Prompt 1: For the passage on uncounseled misdemeanor convictions below, decide whether each statement agrees with it: (a) in Baldasar, the petitioner's misdemeanor conviction was punished only by a fine and probation; (b) the felony conviction in Baldasar brought an enhanced sentence of five years in prison; (c) the defendant must bring his arguments to the forum provided by CPL 440.10. Answer each with yes or no and quote the words of the passage that settle it.
### Selected passage ###
While it may appear to our Legislature in the future to be more efficient to provide a defendant with a procedural device to question the constitutionality of a predicate misdemeanor conviction at this stage of a matter, it is simply not an appropriate exercise of this court’s power to create
*196 such a remedy where there exists an avenue of redress for the wrong claimed and by which the defendant may have his due process demands completely satisfied. (See Matter of Morhous v New York Supreme Ct., supra.) Since the defendant is bound to pursue his claims by way of writ of error coram nobis he must, when he is willing and able, bring his arguments to the forum provided by CPL 440.10, the section by which the writ is now codified.2 Finally, I must deal with defendant’s contention that Baldasar v Illinois (446 US 222, supra), especially as it is adopted by the courts in Dorn (105 Misc 2d 244, supra), Sirianni (109 Misc 2d 781, supra), and Solomon (113 Misc 2d 790, supra), establishes the defendant’s right to the relief he now seeks.
In Baldasar v Illinois (supra), the indigent petitioner was convicted of a misdemeanor, obtained without the assistance of appointed counsel, but, was punished only by a fine and a probation sentence. Thereafter, the misdemeanor conviction was used as the predicate for the prosecution and conviction of petitioner’s second offense, as a felony. The felony conviction actually resulted in an enhanced sentence of one to three years in prison: In its decision, the Baldasar court first reconfirmed the principle of its earlier decisions in Argersinger v Hamlin (407 US 25) and Scott v Illinois (440 US 367), that an uncounseled misdemeanor conviction is constitutionally valid if it does not actually result in incarceration of the offender. Upon the record before it, that court concluded, however, that such an apparently valid uncounseled misdemeanor conviction could not have been used to convert a newly committed misdemeanor into a felony which actually resulted in an enhanced sentence. Clearly, the majority of the court could not escape the conclusion that the enhanced felony sentence of the accused was attributable in some measure to his earlier uncounseled misdemeanor conviction. That conviction, Justice Marshall noted, was invalid under
*197 Scott v Illinois (supra) for the purpose of depriving petitioner of his liberty, whether in the first proceeding or in the second.It is clear, therefore, that the assumption made by the courts in Dorn (supra), Sirianni (supra), and Solomon (supra) that a presumptively valid uncounseled but unpunished misdemeanor conviction becomes unconstitutional and invalid if it simply enhances the grade of an offense and thereby increases the possible punishment for the offense, is not a safe one.
###
Prompt 2: Reproduce the rows below, from the first row through the line containing "y-tick-label: 0.75 bbox=[594, 119, 619, 134]". Include both ends.
### Supplied entries ###
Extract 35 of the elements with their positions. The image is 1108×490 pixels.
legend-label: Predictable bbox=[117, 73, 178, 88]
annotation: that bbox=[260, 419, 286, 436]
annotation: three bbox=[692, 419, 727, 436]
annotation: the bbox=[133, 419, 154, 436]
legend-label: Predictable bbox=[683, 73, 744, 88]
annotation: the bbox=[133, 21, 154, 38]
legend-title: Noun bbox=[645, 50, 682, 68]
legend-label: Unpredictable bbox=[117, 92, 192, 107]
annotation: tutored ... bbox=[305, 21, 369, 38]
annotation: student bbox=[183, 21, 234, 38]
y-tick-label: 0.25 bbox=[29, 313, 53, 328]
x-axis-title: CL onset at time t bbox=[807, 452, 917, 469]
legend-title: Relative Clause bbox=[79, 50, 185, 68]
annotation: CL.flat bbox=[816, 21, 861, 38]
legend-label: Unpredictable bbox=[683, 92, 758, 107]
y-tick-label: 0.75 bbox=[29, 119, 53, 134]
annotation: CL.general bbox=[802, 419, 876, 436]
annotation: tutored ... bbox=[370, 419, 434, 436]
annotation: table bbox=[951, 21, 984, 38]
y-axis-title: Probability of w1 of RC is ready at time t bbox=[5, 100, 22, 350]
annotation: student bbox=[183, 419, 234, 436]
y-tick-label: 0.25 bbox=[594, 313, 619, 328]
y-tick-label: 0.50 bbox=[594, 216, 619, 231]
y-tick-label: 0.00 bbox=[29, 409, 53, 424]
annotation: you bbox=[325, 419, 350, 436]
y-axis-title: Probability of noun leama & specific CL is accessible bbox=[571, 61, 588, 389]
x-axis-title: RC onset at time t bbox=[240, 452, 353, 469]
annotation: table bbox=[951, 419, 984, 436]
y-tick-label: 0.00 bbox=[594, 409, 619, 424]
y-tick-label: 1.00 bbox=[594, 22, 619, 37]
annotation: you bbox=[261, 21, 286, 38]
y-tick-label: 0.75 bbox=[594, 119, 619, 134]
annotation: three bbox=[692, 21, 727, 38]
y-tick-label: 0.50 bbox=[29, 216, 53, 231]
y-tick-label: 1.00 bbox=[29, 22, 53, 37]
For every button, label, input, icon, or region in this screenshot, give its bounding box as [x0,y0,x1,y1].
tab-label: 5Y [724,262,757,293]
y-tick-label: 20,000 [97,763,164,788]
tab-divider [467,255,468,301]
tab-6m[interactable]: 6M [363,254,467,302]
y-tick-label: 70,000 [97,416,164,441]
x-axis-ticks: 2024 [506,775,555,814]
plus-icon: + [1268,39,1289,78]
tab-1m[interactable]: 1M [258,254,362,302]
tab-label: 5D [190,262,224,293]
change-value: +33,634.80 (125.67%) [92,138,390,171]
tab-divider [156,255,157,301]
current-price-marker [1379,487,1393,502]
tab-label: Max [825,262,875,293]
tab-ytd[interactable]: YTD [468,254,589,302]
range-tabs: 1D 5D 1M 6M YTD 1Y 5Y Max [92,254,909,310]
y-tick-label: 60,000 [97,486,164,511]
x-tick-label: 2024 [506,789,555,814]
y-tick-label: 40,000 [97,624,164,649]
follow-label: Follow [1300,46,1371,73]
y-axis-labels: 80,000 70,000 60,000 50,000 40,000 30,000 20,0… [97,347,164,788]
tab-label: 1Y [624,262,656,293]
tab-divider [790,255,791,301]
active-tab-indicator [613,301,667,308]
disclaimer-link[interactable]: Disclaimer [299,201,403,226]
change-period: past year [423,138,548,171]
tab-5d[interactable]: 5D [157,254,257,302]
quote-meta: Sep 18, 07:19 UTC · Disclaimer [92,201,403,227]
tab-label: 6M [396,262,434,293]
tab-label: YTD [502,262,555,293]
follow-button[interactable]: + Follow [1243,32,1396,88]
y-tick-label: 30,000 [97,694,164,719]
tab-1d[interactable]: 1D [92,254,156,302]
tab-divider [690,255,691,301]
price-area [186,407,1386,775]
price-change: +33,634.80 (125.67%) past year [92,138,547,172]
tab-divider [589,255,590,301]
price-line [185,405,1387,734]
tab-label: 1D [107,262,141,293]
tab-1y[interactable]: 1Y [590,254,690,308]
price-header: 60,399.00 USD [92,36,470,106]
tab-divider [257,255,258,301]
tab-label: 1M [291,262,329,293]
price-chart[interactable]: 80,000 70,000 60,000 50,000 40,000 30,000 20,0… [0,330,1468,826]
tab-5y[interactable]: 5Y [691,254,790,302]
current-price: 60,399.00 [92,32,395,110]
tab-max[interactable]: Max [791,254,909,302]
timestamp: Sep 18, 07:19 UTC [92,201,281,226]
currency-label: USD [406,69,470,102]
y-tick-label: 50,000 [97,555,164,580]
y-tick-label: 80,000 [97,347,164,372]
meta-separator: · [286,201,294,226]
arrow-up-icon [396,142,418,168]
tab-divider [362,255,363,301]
###
Full output 1:
(a) Yes: "was punished only by a fine and a probation sentence."
(b) No: "The felony conviction actually resulted in an enhanced sentence of one to three years in prison."
(c) Yes: "he must, when he is willing and able, bring his arguments to the forum provided by CPL 440.10."

Full output 2:
Extract 35 of the elements with their positions. The image is 1108×490 pixels.
legend-label: Predictable bbox=[117, 73, 178, 88]
annotation: that bbox=[260, 419, 286, 436]
annotation: three bbox=[692, 419, 727, 436]
annotation: the bbox=[133, 419, 154, 436]
legend-label: Predictable bbox=[683, 73, 744, 88]
annotation: the bbox=[133, 21, 154, 38]
legend-title: Noun bbox=[645, 50, 682, 68]
legend-label: Unpredictable bbox=[117, 92, 192, 107]
annotation: tutored ... bbox=[305, 21, 369, 38]
annotation: student bbox=[183, 21, 234, 38]
y-tick-label: 0.25 bbox=[29, 313, 53, 328]
x-axis-title: CL onset at time t bbox=[807, 452, 917, 469]
legend-title: Relative Clause bbox=[79, 50, 185, 68]
annotation: CL.flat bbox=[816, 21, 861, 38]
legend-label: Unpredictable bbox=[683, 92, 758, 107]
y-tick-label: 0.75 bbox=[29, 119, 53, 134]
annotation: CL.general bbox=[802, 419, 876, 436]
annotation: tutored ... bbox=[370, 419, 434, 436]
annotation: table bbox=[951, 21, 984, 38]
y-axis-title: Probability of w1 of RC is ready at time t bbox=[5, 100, 22, 350]
annotation: student bbox=[183, 419, 234, 436]
y-tick-label: 0.25 bbox=[594, 313, 619, 328]
y-tick-label: 0.50 bbox=[594, 216, 619, 231]
y-tick-label: 0.00 bbox=[29, 409, 53, 424]
annotation: you bbox=[325, 419, 350, 436]
y-axis-title: Probability of noun leama & specific CL is accessible bbox=[571, 61, 588, 389]
x-axis-title: RC onset at time t bbox=[240, 452, 353, 469]
annotation: table bbox=[951, 419, 984, 436]
y-tick-label: 0.00 bbox=[594, 409, 619, 424]
y-tick-label: 1.00 bbox=[594, 22, 619, 37]
annotation: you bbox=[261, 21, 286, 38]
y-tick-label: 0.75 bbox=[594, 119, 619, 134]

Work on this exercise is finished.